▸ **Exercise objective**
In the entries below, find the lines with the word "inch" and copy them.

## start Material provided

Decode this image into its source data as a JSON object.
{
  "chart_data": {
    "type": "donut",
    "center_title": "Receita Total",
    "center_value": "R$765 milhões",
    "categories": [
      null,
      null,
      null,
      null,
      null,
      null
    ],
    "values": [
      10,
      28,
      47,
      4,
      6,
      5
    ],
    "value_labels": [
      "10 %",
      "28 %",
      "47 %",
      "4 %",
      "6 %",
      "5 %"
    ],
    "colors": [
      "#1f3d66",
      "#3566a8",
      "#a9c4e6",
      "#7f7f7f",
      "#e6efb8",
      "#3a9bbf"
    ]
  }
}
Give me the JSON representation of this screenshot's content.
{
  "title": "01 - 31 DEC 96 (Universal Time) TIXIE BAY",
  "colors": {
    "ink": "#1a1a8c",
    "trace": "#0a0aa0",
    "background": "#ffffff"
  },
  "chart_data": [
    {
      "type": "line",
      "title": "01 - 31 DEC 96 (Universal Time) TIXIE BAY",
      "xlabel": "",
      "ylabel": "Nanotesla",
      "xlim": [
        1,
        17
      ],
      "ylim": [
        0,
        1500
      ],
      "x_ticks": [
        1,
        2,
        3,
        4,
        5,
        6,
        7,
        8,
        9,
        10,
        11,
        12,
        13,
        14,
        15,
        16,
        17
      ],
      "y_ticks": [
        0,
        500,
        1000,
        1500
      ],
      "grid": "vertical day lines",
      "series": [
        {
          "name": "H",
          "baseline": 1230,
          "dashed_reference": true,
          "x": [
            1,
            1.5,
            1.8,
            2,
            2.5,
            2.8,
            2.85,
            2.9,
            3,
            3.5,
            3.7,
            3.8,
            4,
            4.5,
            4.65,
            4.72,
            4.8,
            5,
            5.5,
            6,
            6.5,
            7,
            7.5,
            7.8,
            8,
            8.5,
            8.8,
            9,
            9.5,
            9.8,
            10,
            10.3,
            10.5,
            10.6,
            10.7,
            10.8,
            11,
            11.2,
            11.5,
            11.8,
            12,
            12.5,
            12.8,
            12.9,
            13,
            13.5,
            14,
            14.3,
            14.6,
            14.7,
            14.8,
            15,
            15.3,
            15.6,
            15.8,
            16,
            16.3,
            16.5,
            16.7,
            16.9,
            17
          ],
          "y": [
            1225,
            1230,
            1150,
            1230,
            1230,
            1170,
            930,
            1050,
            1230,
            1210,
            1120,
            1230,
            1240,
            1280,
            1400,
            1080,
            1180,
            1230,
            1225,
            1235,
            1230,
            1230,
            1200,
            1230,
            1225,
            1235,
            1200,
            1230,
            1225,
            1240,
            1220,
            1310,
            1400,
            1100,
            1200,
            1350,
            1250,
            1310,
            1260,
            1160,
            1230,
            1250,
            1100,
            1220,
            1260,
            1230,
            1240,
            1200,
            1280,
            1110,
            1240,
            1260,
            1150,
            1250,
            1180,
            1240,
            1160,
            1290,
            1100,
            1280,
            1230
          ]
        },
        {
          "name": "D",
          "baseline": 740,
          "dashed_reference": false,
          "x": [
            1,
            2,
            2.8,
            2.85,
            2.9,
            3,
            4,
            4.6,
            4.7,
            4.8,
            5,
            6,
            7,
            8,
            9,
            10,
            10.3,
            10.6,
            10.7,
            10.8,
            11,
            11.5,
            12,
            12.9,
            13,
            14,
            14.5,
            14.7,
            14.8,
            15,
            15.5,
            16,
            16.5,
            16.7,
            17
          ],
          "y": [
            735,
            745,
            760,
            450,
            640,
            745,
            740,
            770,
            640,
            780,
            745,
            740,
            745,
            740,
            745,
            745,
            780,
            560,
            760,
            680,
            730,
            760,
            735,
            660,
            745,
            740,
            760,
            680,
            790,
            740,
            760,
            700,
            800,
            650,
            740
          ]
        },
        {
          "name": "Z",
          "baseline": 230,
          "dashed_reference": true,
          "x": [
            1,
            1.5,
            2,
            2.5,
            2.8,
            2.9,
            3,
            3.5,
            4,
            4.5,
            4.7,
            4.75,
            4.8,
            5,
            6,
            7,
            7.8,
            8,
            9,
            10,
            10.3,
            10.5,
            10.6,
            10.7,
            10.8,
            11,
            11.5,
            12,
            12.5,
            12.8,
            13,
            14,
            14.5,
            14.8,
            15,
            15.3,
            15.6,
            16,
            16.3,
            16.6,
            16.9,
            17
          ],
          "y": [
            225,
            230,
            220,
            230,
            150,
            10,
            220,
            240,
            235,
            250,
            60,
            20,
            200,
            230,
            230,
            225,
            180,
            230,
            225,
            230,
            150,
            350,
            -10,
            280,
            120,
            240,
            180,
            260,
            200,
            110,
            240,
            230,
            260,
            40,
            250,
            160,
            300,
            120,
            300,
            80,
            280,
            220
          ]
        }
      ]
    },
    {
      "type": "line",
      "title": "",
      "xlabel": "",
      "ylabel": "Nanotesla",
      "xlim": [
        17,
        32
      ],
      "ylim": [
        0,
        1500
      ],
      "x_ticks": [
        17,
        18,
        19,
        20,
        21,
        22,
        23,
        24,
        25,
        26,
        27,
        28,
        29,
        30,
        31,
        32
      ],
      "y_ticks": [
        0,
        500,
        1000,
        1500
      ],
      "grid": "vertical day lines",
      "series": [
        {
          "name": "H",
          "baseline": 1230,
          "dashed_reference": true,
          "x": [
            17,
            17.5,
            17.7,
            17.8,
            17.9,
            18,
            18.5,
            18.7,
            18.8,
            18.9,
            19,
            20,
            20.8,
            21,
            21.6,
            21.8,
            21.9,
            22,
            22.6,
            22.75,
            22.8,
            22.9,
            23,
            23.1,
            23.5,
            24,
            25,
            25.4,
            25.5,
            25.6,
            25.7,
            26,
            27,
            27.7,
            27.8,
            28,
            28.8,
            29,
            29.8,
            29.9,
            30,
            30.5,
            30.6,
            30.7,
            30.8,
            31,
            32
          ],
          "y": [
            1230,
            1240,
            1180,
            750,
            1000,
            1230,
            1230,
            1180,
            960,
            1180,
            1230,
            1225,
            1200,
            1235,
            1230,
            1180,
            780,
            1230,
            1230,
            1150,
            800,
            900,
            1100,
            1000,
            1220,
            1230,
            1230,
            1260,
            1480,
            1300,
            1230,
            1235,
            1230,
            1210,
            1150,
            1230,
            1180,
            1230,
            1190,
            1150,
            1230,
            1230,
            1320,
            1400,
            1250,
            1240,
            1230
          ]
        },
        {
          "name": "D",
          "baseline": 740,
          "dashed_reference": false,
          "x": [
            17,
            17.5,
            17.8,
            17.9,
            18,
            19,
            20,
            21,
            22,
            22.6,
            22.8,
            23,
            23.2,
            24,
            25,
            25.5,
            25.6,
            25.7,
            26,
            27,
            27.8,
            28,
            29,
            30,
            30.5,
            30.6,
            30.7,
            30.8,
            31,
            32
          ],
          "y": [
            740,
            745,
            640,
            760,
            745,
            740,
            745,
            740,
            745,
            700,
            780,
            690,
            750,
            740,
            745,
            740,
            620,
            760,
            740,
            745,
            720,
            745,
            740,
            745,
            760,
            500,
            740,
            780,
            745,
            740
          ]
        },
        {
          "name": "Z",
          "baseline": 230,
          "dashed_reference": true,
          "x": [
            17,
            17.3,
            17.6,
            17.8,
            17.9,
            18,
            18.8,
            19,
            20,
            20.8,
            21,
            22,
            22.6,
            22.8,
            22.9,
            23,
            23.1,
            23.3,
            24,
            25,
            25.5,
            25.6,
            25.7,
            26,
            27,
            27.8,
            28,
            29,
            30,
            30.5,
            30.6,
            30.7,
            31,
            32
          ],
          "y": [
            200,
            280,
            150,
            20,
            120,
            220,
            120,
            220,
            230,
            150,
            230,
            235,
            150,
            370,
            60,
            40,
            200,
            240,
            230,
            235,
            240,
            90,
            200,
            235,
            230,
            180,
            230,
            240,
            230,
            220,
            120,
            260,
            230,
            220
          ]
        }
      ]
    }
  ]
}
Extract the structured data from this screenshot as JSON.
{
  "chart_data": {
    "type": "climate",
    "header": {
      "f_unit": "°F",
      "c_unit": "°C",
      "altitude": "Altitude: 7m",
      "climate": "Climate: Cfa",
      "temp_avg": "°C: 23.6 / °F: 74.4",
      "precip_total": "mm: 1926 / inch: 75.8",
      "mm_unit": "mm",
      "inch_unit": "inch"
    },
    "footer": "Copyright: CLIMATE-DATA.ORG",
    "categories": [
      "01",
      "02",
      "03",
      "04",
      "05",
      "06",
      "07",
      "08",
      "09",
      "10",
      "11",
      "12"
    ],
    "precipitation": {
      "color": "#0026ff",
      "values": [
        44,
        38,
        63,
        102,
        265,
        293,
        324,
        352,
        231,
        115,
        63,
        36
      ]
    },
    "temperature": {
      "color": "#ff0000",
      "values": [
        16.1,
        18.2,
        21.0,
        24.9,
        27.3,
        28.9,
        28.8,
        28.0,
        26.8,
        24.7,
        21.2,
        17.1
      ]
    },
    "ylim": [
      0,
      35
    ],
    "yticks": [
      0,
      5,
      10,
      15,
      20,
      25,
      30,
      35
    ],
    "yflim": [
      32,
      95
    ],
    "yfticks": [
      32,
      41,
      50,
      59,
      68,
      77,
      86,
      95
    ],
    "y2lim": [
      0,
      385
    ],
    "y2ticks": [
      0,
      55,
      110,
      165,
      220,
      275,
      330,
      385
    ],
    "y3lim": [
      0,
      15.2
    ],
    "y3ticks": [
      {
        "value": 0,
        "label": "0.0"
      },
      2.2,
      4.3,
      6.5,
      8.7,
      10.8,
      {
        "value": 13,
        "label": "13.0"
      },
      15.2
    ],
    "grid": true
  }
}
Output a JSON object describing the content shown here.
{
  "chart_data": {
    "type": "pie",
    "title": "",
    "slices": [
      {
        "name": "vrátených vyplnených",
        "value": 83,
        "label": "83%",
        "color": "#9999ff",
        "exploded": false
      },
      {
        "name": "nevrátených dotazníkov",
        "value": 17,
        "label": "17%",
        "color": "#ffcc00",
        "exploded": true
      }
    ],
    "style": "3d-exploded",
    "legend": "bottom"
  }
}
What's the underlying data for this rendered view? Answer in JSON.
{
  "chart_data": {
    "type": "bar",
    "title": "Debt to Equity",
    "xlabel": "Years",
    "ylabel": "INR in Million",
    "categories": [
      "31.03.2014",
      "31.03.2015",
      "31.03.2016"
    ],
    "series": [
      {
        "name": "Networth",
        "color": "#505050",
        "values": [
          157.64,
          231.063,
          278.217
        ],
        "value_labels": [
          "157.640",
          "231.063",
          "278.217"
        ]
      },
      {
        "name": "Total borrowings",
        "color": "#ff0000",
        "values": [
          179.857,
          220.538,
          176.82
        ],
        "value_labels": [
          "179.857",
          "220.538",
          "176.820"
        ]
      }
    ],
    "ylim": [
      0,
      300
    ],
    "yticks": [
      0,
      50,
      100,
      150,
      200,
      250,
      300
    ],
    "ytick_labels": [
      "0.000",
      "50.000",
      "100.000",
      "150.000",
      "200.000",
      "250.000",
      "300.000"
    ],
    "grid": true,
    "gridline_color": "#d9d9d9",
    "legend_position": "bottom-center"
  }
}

## end Material provided

▸ **Result**
      "precip_total": "mm: 1926 / inch: 75.8",
      "inch_unit": "inch"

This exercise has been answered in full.